§ Required work
Go through the records underneath and count the lines that include the string "Sternbuschweg". Give nothing but the number.

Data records
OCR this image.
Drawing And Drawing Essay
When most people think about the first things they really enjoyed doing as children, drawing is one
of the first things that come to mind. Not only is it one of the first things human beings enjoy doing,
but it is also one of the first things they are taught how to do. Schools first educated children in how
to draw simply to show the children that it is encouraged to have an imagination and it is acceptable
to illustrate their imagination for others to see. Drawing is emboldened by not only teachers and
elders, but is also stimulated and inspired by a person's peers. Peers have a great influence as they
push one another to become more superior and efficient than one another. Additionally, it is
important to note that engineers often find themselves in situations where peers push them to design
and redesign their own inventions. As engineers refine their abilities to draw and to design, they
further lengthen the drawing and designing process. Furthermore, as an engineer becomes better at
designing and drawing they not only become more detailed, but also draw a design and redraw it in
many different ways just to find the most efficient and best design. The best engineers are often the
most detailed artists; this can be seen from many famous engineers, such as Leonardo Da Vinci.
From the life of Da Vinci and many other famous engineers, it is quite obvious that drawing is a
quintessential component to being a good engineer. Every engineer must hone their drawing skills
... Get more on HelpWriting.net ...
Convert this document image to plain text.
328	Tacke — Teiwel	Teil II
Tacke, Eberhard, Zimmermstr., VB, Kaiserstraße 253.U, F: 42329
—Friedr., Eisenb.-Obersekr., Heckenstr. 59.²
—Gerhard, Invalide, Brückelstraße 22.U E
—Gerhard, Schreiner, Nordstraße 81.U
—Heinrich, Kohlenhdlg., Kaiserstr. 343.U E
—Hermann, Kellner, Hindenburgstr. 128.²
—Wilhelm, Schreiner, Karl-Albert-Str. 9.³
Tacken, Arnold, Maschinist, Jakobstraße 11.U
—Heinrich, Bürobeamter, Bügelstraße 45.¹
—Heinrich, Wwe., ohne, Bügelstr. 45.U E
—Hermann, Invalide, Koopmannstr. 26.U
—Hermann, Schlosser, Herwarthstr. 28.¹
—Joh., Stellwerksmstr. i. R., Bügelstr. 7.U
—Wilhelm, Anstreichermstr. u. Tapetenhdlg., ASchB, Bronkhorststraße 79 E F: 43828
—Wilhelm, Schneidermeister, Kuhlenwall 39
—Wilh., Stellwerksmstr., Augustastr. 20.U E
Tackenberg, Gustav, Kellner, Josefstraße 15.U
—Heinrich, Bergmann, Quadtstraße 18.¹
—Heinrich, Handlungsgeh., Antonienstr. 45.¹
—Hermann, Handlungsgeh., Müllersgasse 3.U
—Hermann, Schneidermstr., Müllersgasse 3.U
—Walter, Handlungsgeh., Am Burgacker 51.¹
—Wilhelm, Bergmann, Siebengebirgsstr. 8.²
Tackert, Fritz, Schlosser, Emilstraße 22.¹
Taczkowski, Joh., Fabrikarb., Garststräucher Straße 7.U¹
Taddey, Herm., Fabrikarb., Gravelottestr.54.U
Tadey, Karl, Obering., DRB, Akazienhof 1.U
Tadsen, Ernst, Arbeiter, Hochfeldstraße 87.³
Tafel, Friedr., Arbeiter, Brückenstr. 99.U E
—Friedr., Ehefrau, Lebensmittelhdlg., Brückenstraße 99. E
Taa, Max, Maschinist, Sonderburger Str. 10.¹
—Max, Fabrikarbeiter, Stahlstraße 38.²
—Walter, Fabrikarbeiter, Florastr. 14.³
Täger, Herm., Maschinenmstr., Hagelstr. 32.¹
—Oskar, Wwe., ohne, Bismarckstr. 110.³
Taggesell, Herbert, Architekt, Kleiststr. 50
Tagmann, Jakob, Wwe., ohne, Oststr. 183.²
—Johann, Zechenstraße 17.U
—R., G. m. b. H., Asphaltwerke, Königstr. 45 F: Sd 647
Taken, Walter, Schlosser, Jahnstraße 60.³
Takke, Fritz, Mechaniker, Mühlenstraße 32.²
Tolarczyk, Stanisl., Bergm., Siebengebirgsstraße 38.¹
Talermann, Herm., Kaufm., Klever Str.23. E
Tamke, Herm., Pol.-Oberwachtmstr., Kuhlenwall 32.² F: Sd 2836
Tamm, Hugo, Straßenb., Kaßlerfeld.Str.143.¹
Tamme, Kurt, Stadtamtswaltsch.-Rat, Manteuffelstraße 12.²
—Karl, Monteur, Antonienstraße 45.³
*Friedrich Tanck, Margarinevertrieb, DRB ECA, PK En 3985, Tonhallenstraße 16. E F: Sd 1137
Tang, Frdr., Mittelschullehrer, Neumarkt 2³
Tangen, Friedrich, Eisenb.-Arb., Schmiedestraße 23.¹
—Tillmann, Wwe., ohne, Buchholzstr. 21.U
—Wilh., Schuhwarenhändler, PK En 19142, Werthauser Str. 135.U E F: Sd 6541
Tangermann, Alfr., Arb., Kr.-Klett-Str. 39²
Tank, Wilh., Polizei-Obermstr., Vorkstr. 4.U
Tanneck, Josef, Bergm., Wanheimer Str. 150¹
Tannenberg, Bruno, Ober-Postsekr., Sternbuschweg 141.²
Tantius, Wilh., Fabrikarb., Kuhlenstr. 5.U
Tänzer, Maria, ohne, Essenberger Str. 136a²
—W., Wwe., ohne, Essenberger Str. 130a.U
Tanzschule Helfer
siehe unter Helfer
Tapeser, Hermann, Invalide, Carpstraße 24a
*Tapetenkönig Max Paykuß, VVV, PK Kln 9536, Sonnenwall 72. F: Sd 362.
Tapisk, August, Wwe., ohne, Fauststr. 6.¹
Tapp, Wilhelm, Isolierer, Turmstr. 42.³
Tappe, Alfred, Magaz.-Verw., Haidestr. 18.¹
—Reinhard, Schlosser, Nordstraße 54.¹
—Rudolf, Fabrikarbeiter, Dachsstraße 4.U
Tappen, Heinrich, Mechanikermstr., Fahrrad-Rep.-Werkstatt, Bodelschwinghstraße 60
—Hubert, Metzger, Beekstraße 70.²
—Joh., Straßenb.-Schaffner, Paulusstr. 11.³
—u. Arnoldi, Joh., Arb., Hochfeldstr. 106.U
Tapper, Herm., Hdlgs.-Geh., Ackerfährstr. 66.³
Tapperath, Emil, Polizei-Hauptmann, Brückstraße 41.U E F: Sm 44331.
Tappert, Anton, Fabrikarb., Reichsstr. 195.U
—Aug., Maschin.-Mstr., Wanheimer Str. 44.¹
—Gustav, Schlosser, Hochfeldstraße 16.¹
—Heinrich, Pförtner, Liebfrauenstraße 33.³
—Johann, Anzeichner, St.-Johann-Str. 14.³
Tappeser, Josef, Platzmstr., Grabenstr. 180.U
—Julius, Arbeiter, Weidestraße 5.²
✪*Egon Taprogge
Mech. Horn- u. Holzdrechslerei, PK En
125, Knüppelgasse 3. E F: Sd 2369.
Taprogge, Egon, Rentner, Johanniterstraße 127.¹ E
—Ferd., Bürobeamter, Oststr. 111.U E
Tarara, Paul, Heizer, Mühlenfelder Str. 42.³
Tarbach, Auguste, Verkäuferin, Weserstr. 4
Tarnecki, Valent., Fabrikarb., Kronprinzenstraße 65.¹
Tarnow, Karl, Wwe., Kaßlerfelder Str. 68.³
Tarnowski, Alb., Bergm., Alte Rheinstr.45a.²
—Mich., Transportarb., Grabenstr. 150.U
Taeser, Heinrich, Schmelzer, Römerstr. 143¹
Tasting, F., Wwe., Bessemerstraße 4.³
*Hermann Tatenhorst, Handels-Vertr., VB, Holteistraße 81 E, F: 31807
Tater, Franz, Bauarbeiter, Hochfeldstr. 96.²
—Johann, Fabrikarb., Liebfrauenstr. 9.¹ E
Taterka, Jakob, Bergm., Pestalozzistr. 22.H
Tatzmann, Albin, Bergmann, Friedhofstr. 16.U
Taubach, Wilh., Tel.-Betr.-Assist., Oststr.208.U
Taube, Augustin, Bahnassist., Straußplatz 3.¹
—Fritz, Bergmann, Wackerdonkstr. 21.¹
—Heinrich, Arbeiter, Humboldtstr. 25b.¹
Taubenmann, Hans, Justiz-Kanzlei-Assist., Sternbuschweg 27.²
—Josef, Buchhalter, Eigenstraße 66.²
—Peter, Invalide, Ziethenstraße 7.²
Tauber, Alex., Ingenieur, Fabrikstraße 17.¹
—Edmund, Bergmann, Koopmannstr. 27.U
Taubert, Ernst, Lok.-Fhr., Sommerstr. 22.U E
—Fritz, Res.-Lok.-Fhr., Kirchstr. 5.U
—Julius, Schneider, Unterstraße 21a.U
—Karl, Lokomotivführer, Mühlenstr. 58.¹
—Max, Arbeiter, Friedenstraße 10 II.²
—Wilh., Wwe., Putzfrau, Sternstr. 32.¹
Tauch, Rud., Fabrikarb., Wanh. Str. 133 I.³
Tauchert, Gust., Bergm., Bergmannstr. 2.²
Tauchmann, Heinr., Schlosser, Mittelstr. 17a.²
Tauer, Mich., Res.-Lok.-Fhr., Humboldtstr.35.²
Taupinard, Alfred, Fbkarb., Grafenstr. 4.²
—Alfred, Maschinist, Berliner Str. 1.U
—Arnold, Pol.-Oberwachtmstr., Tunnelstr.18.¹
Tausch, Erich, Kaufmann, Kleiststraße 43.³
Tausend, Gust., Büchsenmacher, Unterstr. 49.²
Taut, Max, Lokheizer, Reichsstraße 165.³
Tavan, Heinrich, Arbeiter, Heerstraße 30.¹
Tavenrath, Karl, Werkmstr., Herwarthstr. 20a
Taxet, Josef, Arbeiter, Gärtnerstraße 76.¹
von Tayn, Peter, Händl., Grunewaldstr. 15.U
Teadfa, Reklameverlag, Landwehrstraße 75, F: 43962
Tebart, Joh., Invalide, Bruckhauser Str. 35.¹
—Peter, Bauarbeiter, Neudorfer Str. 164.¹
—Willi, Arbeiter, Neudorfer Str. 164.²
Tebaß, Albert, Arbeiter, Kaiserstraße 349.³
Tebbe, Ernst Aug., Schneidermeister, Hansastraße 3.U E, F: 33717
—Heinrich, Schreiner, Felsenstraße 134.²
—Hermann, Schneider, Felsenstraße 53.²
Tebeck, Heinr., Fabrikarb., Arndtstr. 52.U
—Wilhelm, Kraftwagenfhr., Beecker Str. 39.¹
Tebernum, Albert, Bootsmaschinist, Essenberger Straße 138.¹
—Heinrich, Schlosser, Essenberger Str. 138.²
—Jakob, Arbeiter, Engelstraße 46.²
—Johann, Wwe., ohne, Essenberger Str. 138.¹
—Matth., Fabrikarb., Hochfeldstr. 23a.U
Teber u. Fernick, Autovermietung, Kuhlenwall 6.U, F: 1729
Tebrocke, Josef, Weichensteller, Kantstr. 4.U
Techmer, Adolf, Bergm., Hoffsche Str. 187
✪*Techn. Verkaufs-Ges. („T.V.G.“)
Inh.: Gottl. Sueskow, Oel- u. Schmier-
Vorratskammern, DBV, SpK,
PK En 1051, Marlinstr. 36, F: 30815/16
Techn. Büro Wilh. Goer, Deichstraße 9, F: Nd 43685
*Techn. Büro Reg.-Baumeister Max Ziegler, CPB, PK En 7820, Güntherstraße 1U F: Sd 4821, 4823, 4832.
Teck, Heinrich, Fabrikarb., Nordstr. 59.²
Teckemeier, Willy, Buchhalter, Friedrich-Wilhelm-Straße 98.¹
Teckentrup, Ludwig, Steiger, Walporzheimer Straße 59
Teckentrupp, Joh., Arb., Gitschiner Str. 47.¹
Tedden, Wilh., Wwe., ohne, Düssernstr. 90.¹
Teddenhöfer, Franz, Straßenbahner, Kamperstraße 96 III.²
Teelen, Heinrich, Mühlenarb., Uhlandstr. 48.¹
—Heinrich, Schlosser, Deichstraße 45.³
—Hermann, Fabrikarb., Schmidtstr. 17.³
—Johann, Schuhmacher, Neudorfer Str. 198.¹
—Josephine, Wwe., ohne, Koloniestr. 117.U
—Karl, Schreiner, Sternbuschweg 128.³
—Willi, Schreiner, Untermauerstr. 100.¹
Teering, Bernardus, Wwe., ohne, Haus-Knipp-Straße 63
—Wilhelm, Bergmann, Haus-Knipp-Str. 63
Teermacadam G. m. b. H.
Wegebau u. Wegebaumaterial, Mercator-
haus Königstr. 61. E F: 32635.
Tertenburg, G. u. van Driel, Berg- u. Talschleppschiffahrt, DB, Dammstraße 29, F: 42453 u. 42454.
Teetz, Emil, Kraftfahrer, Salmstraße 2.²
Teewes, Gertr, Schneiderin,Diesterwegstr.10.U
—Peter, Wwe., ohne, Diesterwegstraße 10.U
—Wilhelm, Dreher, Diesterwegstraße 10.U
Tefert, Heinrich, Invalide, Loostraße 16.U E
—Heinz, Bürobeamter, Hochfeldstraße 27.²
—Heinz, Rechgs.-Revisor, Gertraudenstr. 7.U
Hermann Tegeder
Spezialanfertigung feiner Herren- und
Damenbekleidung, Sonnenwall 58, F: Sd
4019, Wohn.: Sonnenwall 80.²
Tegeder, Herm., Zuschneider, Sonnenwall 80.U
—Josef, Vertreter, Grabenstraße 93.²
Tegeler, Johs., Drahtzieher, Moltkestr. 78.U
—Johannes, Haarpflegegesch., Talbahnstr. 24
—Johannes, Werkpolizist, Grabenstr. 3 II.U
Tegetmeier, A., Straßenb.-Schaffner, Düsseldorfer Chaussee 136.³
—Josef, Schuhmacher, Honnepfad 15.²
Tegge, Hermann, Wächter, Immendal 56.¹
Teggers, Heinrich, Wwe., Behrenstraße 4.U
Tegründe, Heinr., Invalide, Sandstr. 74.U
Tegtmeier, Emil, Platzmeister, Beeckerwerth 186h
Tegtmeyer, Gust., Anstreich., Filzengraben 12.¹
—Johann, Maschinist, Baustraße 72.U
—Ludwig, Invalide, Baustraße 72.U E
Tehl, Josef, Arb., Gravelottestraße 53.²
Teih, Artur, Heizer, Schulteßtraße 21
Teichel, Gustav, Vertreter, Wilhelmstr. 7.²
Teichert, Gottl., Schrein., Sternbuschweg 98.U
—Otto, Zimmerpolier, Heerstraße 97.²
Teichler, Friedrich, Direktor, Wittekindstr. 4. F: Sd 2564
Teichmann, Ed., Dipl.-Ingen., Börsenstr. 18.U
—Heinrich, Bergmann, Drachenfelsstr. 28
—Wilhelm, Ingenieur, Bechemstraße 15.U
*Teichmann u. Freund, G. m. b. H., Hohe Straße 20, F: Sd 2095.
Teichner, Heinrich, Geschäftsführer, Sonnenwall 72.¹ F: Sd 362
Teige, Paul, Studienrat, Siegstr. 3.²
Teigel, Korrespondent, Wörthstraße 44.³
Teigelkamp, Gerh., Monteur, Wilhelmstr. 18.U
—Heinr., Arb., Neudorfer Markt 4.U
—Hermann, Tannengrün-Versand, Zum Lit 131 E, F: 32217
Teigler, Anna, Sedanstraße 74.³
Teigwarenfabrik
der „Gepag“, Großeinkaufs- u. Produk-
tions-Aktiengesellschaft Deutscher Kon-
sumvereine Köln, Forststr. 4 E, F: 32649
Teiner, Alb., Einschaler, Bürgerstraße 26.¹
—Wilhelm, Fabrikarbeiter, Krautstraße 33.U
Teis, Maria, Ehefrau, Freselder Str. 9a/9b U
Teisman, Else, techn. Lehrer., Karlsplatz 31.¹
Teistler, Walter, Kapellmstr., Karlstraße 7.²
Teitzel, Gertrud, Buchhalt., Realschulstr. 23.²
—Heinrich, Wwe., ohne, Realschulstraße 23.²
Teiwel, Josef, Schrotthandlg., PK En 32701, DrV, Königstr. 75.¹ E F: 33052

§ Task output
4